Exercise objective: Print all of the entries exactly, minus the pictures.

Data entries:
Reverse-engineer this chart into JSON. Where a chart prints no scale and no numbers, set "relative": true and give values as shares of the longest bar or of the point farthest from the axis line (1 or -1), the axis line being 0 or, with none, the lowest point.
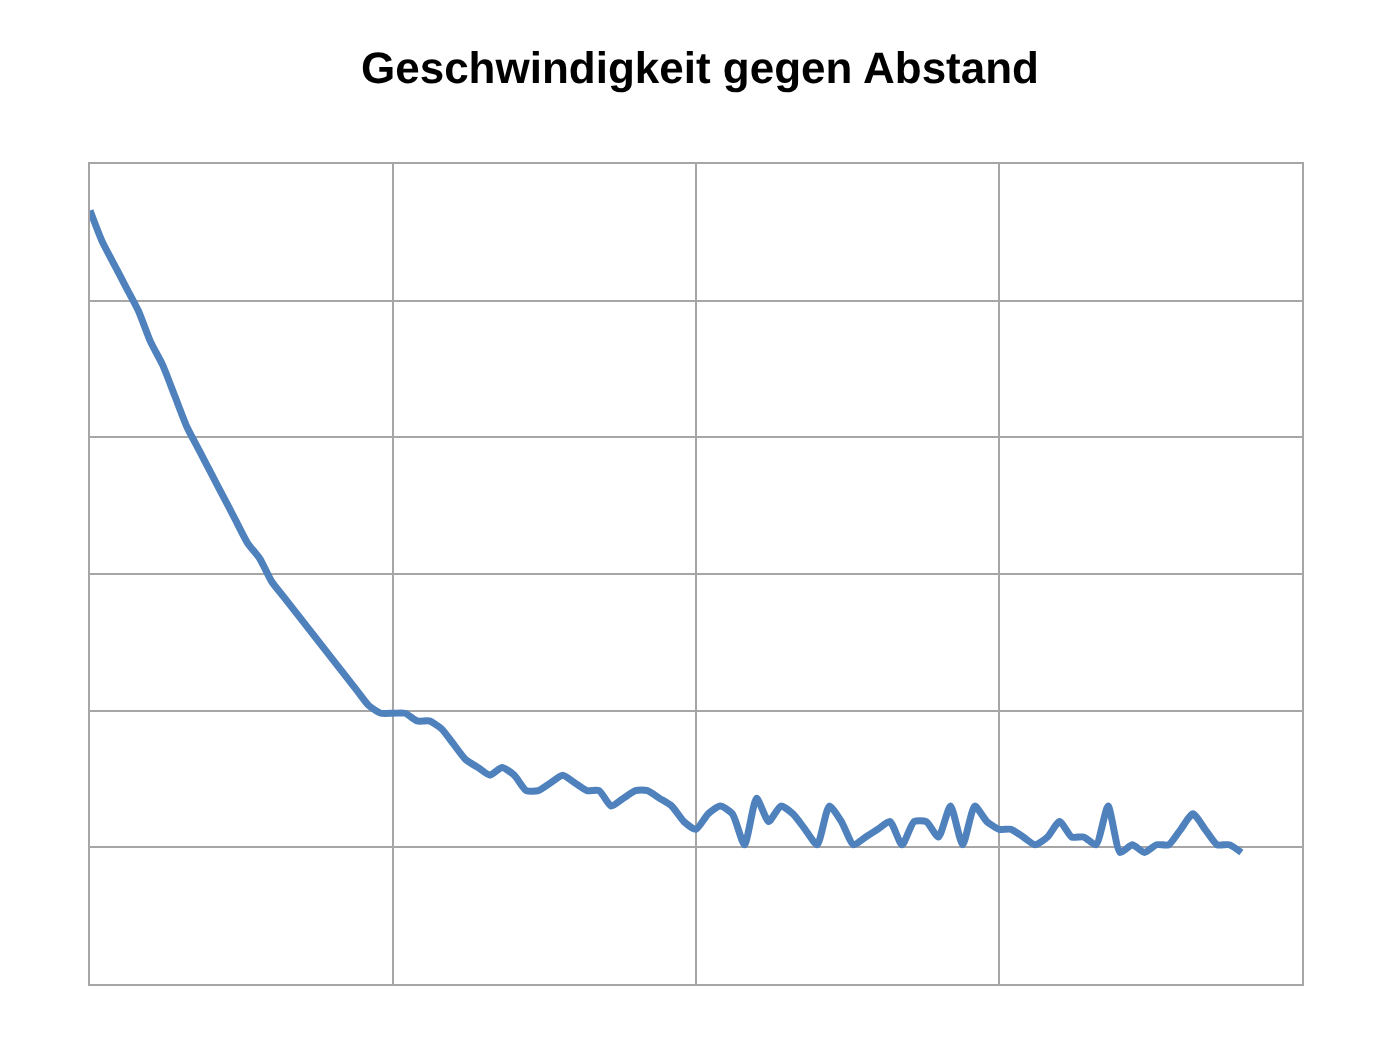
{
  "chart_data": {
    "type": "line",
    "title": "Geschwindigkeit gegen Abstand",
    "relative": true,
    "grid": true,
    "marker": "none",
    "line_style": "solid",
    "categories": [
      null,
      null,
      null,
      null,
      null,
      null,
      null,
      null,
      null,
      null,
      null,
      null,
      null,
      null,
      null,
      null,
      null,
      null,
      null,
      null,
      null,
      null,
      null,
      null,
      null,
      null,
      null,
      null,
      null,
      null,
      null,
      null,
      null,
      null,
      null,
      null,
      null,
      null,
      null,
      null,
      null,
      null,
      null,
      null,
      null,
      null,
      null,
      null,
      null,
      null,
      null,
      null,
      null,
      null,
      null,
      null,
      null,
      null,
      null,
      null,
      null,
      null,
      null,
      null,
      null,
      null,
      null,
      null,
      null,
      null,
      null,
      null,
      null,
      null,
      null,
      null,
      null,
      null,
      null,
      null,
      null,
      null,
      null,
      null,
      null,
      null,
      null,
      null,
      null,
      null,
      null,
      null,
      null,
      null,
      null,
      null,
      null,
      null,
      null,
      null,
      null
    ],
    "series": [
      {
        "color": "#4f81bd",
        "values": [
          1.0,
          0.96,
          0.93,
          0.9,
          0.87,
          0.83,
          0.8,
          0.76,
          0.72,
          0.69,
          0.66,
          0.63,
          0.6,
          0.57,
          0.55,
          0.52,
          0.5,
          0.48,
          0.46,
          0.44,
          0.42,
          0.4,
          0.38,
          0.36,
          0.35,
          0.35,
          0.35,
          0.34,
          0.34,
          0.33,
          0.31,
          0.29,
          0.28,
          0.27,
          0.28,
          0.27,
          0.25,
          0.25,
          0.26,
          0.27,
          0.26,
          0.25,
          0.25,
          0.23,
          0.24,
          0.25,
          0.25,
          0.24,
          0.23,
          0.21,
          0.2,
          0.22,
          0.23,
          0.22,
          0.18,
          0.24,
          0.21,
          0.23,
          0.22,
          0.2,
          0.18,
          0.23,
          0.21,
          0.18,
          0.19,
          0.2,
          0.21,
          0.18,
          0.21,
          0.21,
          0.19,
          0.23,
          0.18,
          0.23,
          0.21,
          0.2,
          0.2,
          0.19,
          0.18,
          0.19,
          0.21,
          0.19,
          0.19,
          0.18,
          0.23,
          0.17,
          0.18,
          0.17,
          0.18,
          0.18,
          0.2,
          0.22,
          0.2,
          0.18,
          0.18,
          0.17,
          null,
          null,
          null,
          null,
          null
        ]
      }
    ]
  }
}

Correct response:
Reverse-engineer this chart into JSON. Where a chart prints no scale and no numbers, set "relative": true and give values as shares of the longest bar or of the point farthest from the axis line (1 or -1), the axis line being 0 or, with none, the lowest point.
{
  "chart_data": {
    "type": "line",
    "title": "Geschwindigkeit gegen Abstand",
    "relative": true,
    "grid": true,
    "marker": "none",
    "line_style": "solid",
    "categories": [
      null,
      null,
      null,
      null,
      null,
      null,
      null,
      null,
      null,
      null,
      null,
      null,
      null,
      null,
      null,
      null,
      null,
      null,
      null,
      null,
      null,
      null,
      null,
      null,
      null,
      null,
      null,
      null,
      null,
      null,
      null,
      null,
      null,
      null,
      null,
      null,
      null,
      null,
      null,
      null,
      null,
      null,
      null,
      null,
      null,
      null,
      null,
      null,
      null,
      null,
      null,
      null,
      null,
      null,
      null,
      null,
      null,
      null,
      null,
      null,
      null,
      null,
      null,
      null,
      null,
      null,
      null,
      null,
      null,
      null,
      null,
      null,
      null,
      null,
      null,
      null,
      null,
      null,
      null,
      null,
      null,
      null,
      null,
      null,
      null,
      null,
      null,
      null,
      null,
      null,
      null,
      null,
      null,
      null,
      null,
      null,
      null,
      null,
      null,
      null,
      null
    ],
    "series": [
      {
        "color": "#4f81bd",
        "values": [
          1.0,
          0.96,
          0.93,
          0.9,
          0.87,
          0.83,
          0.8,
          0.76,
          0.72,
          0.69,
          0.66,
          0.63,
          0.6,
          0.57,
          0.55,
          0.52,
          0.5,
          0.48,
          0.46,
          0.44,
          0.42,
          0.4,
          0.38,
          0.36,
          0.35,
          0.35,
          0.35,
          0.34,
          0.34,
          0.33,
          0.31,
          0.29,
          0.28,
          0.27,
          0.28,
          0.27,
          0.25,
          0.25,
          0.26,
          0.27,
          0.26,
          0.25,
          0.25,
          0.23,
          0.24,
          0.25,
          0.25,
          0.24,
          0.23,
          0.21,
          0.2,
          0.22,
          0.23,
          0.22,
          0.18,
          0.24,
          0.21,
          0.23,
          0.22,
          0.2,
          0.18,
          0.23,
          0.21,
          0.18,
          0.19,
          0.2,
          0.21,
          0.18,
          0.21,
          0.21,
          0.19,
          0.23,
          0.18,
          0.23,
          0.21,
          0.2,
          0.2,
          0.19,
          0.18,
          0.19,
          0.21,
          0.19,
          0.19,
          0.18,
          0.23,
          0.17,
          0.18,
          0.17,
          0.18,
          0.18,
          0.2,
          0.22,
          0.2,
          0.18,
          0.18,
          0.17,
          null,
          null,
          null,
          null,
          null
        ]
      }
    ]
  }
}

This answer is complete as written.